_GIVEN TASK_:
Look through the data below and return each line where "címe" appears.

Extracted data entries
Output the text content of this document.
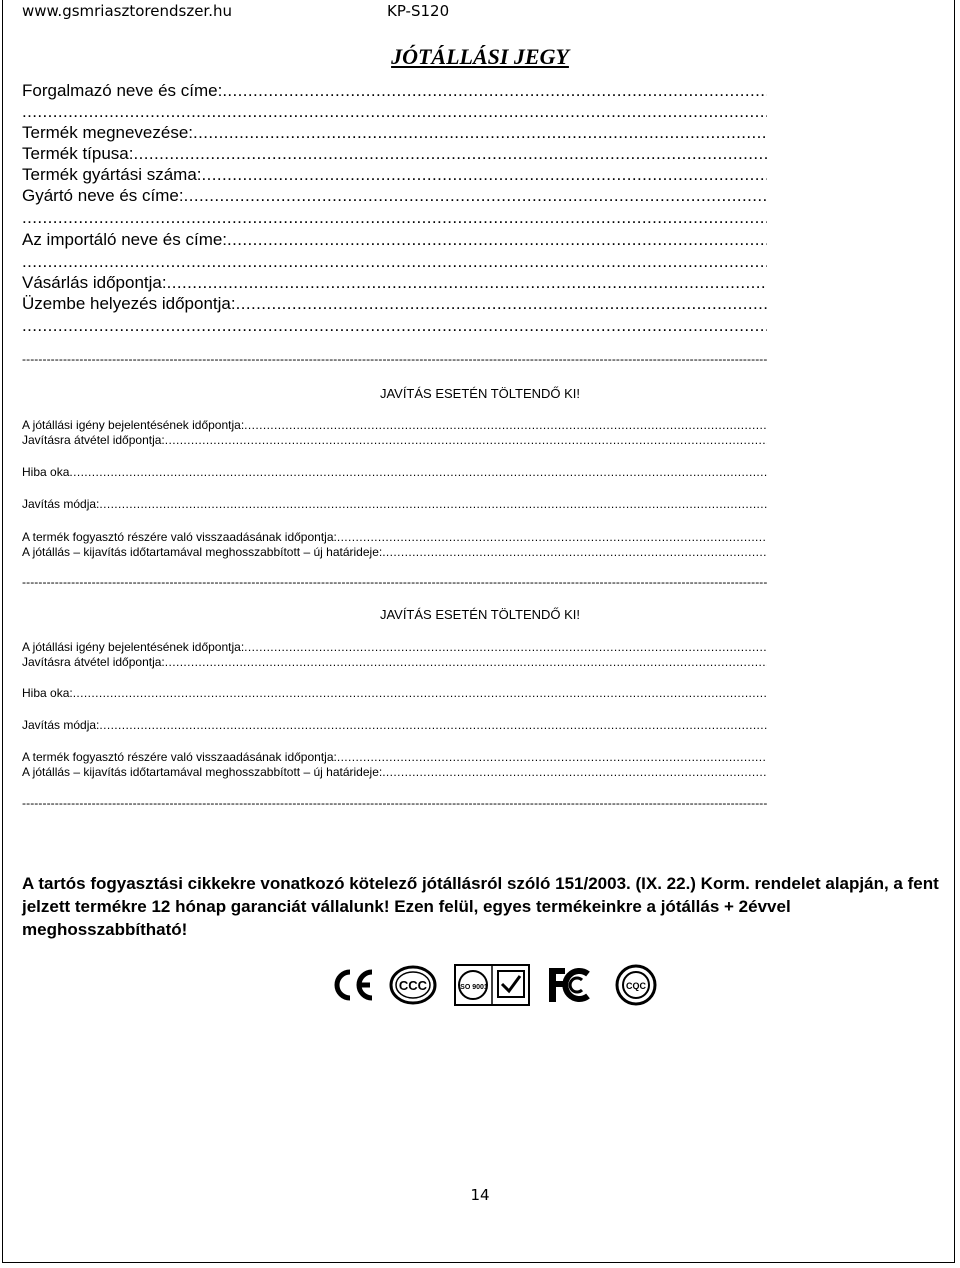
www.gsmriasztorendszer.hu	KP-S120
JÓTÁLLÁSI JEGY
Forgalmazó neve és címe: .....
.....
Termék megnevezése: .....
Termék típusa: .....
Termék gyártási száma: .....
Gyártó neve és címe: .....
.....
Az importáló neve és címe: .....
.....
Vásárlás időpontja: .....
Üzembe helyezés időpontja: .....
.....
-----
JAVÍTÁS ESETÉN TÖLTENDŐ KI!
A jótállási igény bejelentésének időpontja: .....
Javításra átvétel időpontja: .....
Hiba oka .....
Javítás módja: .....
A termék fogyasztó részére való visszaadásának időpontja: .....
A jótállás – kijavítás időtartamával meghosszabbított – új határideje: .....
-----
JAVÍTÁS ESETÉN TÖLTENDŐ KI!
A jótállási igény bejelentésének időpontja: .....
Javításra átvétel időpontja: .....
Hiba oka: .....
Javítás módja: .....
A termék fogyasztó részére való visszaadásának időpontja: .....
A jótállás – kijavítás időtartamával meghosszabbított – új határideje: .....
-----
A tartós fogyasztási cikkekre vonatkozó kötelező jótállásról szóló 151/2003. (IX. 22.) Korm. rendelet alapján, a fent jelzett termékre 12 hónap garanciát vállalunk! Ezen felül, egyes termékeinkre a jótállás + 2évvel meghosszabbítható!
CCC	ISO 9001	CQC
14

_EXERCISE RESPONSE_:
Forgalmazó neve és címe: .....
Gyártó neve és címe: .....
Az importáló neve és címe: .....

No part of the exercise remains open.